Records shown:
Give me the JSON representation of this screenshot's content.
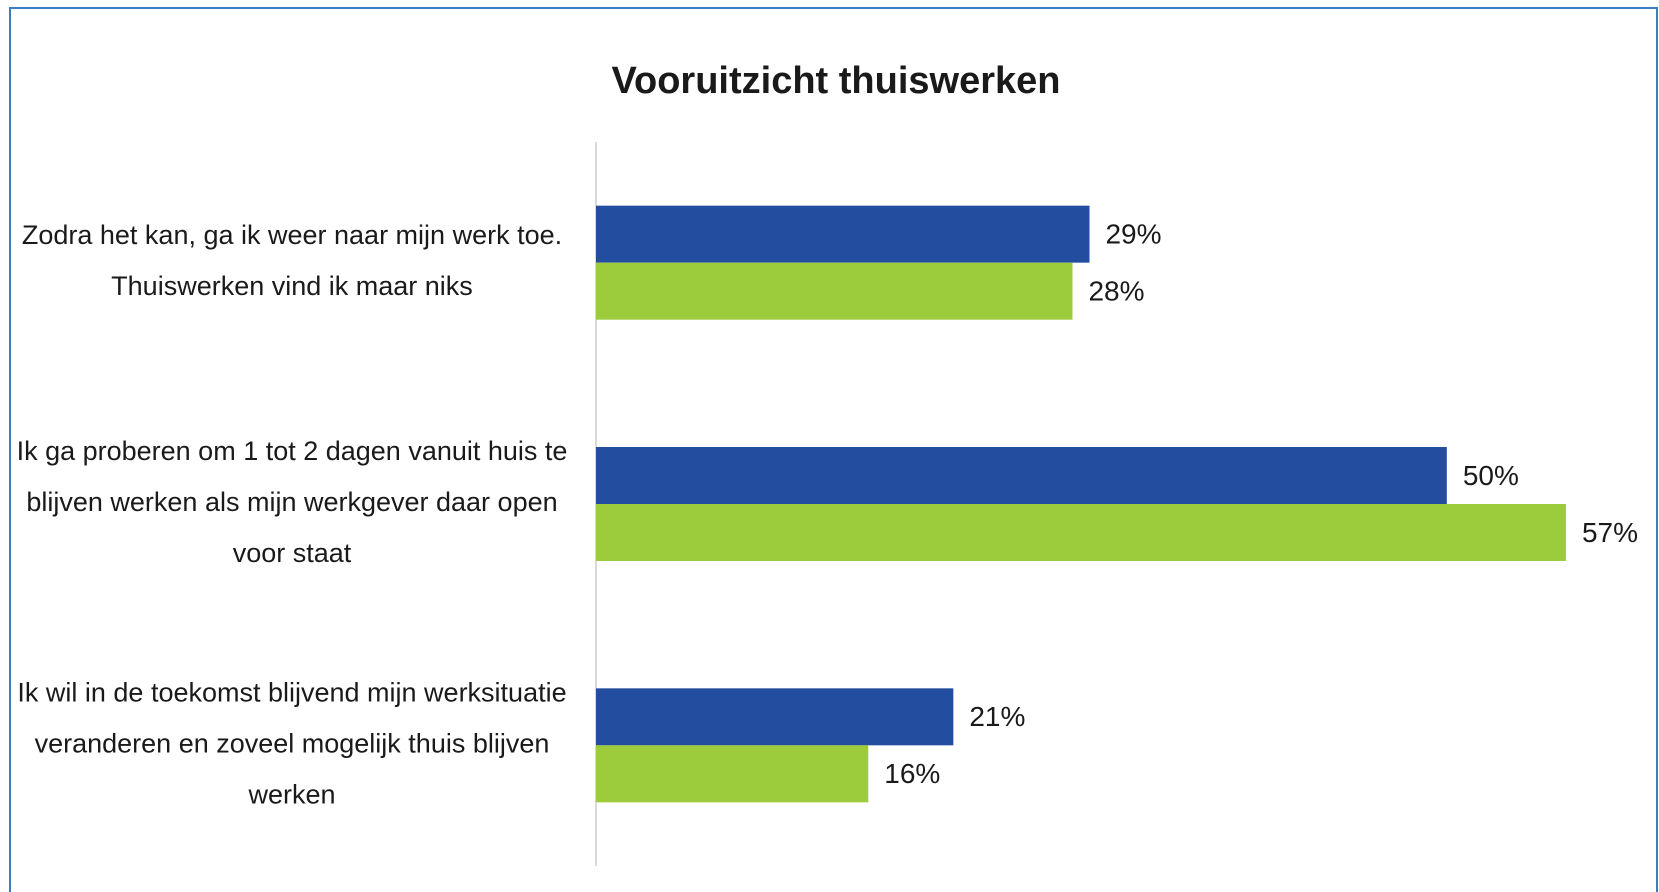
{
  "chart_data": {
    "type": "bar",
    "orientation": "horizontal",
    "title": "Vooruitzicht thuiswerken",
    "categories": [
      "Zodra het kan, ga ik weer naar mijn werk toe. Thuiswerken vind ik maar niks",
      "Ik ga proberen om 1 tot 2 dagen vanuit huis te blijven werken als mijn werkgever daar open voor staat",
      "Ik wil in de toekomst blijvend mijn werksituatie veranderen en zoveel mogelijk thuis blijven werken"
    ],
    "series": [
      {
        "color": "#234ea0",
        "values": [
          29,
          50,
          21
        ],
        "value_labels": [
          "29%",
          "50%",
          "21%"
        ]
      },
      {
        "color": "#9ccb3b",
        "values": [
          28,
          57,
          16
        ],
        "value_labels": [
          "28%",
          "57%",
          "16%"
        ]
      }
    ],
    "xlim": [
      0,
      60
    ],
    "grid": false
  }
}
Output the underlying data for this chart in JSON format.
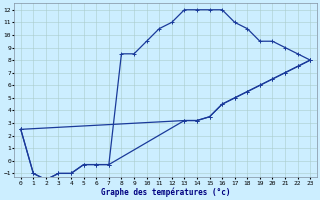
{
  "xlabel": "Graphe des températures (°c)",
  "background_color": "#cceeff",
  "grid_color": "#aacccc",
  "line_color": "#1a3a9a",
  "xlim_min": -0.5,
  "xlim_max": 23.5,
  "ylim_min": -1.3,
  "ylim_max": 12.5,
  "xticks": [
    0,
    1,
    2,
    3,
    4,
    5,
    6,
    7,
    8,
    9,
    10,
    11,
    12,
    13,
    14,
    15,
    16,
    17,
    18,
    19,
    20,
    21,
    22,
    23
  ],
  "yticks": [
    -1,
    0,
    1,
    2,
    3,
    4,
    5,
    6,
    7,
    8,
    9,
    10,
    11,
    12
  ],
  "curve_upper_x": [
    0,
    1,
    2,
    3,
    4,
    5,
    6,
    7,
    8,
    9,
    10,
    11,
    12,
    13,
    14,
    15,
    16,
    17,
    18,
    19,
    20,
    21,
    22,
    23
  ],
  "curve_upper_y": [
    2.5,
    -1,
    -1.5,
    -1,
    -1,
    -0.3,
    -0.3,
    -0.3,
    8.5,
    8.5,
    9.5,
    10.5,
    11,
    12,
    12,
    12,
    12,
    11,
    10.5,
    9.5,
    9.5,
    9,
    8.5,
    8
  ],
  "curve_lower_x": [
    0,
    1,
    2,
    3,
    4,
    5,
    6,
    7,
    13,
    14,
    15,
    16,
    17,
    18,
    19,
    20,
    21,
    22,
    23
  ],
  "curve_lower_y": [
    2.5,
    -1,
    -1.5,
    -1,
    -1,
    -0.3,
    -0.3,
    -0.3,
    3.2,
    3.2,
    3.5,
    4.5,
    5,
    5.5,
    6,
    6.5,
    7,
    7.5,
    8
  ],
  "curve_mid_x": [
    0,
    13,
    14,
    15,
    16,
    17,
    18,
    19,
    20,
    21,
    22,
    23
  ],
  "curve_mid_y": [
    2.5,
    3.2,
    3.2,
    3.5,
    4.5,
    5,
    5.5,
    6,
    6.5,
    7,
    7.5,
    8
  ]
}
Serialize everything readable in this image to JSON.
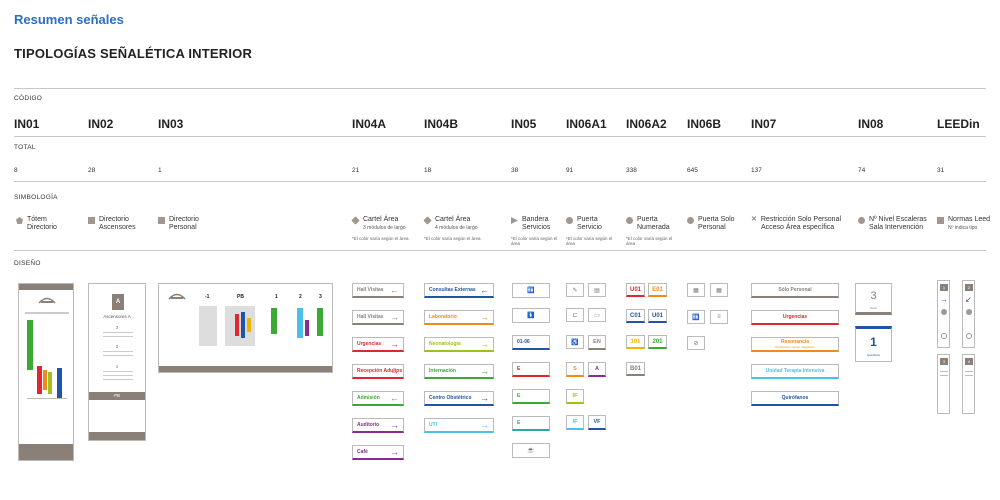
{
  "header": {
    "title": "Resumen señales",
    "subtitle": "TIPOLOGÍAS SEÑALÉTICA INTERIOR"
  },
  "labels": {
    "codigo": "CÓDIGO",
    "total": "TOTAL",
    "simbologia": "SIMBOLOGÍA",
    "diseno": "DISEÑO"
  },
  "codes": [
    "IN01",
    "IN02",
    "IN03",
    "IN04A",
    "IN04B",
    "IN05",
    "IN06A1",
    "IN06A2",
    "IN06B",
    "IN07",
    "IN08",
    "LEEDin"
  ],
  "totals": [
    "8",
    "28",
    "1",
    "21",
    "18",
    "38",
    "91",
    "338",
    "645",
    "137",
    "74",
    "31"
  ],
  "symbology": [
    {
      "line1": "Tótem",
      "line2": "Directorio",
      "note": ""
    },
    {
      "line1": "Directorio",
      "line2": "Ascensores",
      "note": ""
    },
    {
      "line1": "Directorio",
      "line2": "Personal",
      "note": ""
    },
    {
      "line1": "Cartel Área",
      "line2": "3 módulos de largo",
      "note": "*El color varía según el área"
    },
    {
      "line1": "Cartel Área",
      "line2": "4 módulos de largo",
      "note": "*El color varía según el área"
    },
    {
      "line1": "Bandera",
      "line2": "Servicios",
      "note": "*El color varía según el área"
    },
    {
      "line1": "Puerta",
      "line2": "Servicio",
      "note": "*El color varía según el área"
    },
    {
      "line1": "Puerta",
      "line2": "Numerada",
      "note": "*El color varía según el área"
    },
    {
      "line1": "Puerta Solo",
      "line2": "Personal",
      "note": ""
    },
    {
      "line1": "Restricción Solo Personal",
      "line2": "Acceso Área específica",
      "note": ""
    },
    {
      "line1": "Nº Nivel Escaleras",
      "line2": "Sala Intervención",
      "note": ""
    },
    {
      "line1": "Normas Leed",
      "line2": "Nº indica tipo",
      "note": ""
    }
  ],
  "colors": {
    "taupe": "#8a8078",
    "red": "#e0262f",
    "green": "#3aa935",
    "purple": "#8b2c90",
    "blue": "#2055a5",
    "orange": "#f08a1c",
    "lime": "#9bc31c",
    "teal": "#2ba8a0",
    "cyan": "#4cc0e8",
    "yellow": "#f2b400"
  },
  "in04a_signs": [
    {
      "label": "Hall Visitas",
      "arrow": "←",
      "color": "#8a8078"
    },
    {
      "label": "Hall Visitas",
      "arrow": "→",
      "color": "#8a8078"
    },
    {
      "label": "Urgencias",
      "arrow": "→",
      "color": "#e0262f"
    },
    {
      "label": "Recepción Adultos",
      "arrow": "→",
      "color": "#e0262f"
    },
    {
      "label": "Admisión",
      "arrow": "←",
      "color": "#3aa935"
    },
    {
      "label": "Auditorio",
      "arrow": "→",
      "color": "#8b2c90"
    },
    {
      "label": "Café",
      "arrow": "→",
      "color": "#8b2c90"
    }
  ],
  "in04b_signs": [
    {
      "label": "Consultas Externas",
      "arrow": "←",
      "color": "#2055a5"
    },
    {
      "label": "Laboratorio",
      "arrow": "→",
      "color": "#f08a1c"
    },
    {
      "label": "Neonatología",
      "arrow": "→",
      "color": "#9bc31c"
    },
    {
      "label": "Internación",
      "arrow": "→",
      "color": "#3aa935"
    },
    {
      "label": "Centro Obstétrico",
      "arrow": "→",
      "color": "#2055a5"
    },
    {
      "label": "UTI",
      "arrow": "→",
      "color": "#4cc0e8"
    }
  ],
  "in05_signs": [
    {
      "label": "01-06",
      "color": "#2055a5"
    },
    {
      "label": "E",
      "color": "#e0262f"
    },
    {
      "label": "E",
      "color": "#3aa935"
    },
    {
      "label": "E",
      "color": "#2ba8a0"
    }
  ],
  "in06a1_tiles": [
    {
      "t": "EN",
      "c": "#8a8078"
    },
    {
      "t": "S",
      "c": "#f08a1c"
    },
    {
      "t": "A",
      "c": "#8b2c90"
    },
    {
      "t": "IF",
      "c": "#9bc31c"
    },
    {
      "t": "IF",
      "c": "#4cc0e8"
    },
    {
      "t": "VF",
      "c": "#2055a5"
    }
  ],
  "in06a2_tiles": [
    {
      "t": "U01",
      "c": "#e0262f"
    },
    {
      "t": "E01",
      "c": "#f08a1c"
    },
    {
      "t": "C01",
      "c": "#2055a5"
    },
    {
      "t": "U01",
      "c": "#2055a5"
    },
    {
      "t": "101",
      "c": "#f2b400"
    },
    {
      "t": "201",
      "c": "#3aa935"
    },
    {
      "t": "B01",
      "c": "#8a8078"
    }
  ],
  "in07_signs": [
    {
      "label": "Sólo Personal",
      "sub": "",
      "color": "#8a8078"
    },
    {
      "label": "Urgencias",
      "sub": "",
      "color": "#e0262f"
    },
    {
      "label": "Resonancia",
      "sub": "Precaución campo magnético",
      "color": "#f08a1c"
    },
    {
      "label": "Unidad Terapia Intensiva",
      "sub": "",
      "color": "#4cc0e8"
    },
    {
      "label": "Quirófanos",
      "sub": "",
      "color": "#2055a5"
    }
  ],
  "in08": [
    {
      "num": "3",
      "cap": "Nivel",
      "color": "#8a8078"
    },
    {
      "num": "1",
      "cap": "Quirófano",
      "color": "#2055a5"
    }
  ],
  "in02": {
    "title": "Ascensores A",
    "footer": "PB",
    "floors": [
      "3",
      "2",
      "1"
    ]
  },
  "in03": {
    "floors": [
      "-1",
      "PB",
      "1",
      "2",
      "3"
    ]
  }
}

Given instruction: Give only the number of lines in the records that include the word "JSON".

Final result: 3